__WHAT IS REQUIRED__
Pictures stay out of the copy; set down each line of the listing below exactly.

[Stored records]

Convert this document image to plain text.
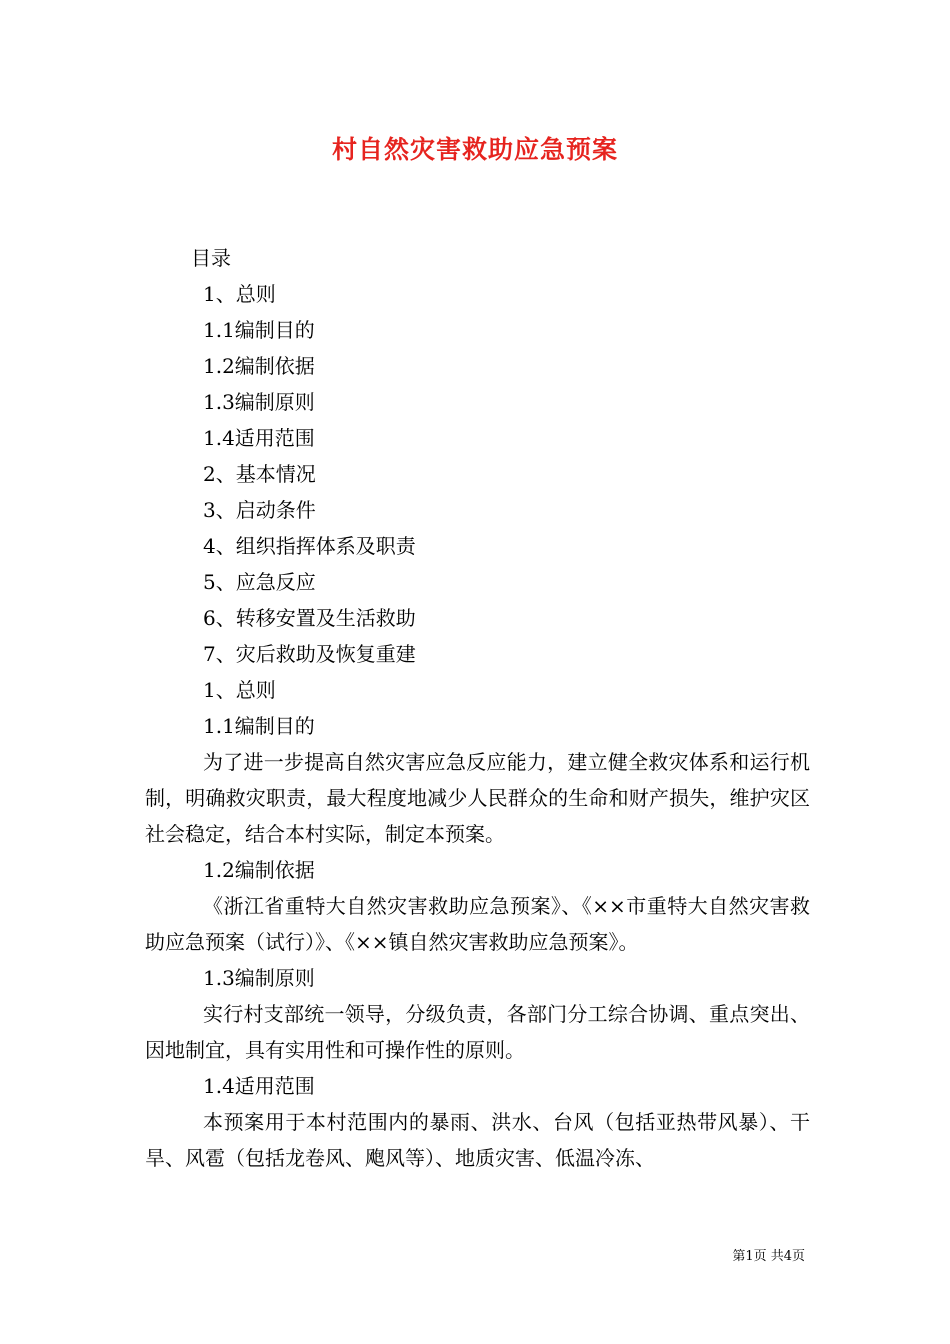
村自然灾害救助应急预案
目录
1、总则
1.1编制目的
1.2编制依据
1.3编制原则
1.4适用范围
2、基本情况
3、启动条件
4、组织指挥体系及职责
5、应急反应
6、转移安置及生活救助
7、灾后救助及恢复重建
1、总则
1.1编制目的
为了进一步提高自然灾害应急反应能力，建立健全救灾体系和运行机制，明确救灾职责，最大程度地减少人民群众的生命和财产损失，维护灾区社会稳定，结合本村实际，制定本预案。
1.2编制依据
《浙江省重特大自然灾害救助应急预案》、《××市重特大自然灾害救助应急预案（试行）》、《××镇自然灾害救助应急预案》。
1.3编制原则
实行村支部统一领导，分级负责，各部门分工综合协调、重点突出、因地制宜，具有实用性和可操作性的原则。
1.4适用范围
本预案用于本村范围内的暴雨、洪水、台风（包括亚热带风暴）、干旱、风雹（包括龙卷风、飑风等）、地质灾害、低温冷冻、
第1页 共4页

__REPLY TO THE TASK__
Convert this document image to plain text.
村自然灾害救助应急预案
目录
1、总则
1.1编制目的
1.2编制依据
1.3编制原则
1.4适用范围
2、基本情况
3、启动条件
4、组织指挥体系及职责
5、应急反应
6、转移安置及生活救助
7、灾后救助及恢复重建
1、总则
1.1编制目的
为了进一步提高自然灾害应急反应能力，建立健全救灾体系和运行机制，明确救灾职责，最大程度地减少人民群众的生命和财产损失，维护灾区社会稳定，结合本村实际，制定本预案。
1.2编制依据
《浙江省重特大自然灾害救助应急预案》、《××市重特大自然灾害救助应急预案（试行）》、《××镇自然灾害救助应急预案》。
1.3编制原则
实行村支部统一领导，分级负责，各部门分工综合协调、重点突出、因地制宜，具有实用性和可操作性的原则。
1.4适用范围
本预案用于本村范围内的暴雨、洪水、台风（包括亚热带风暴）、干旱、风雹（包括龙卷风、飑风等）、地质灾害、低温冷冻、
第1页 共4页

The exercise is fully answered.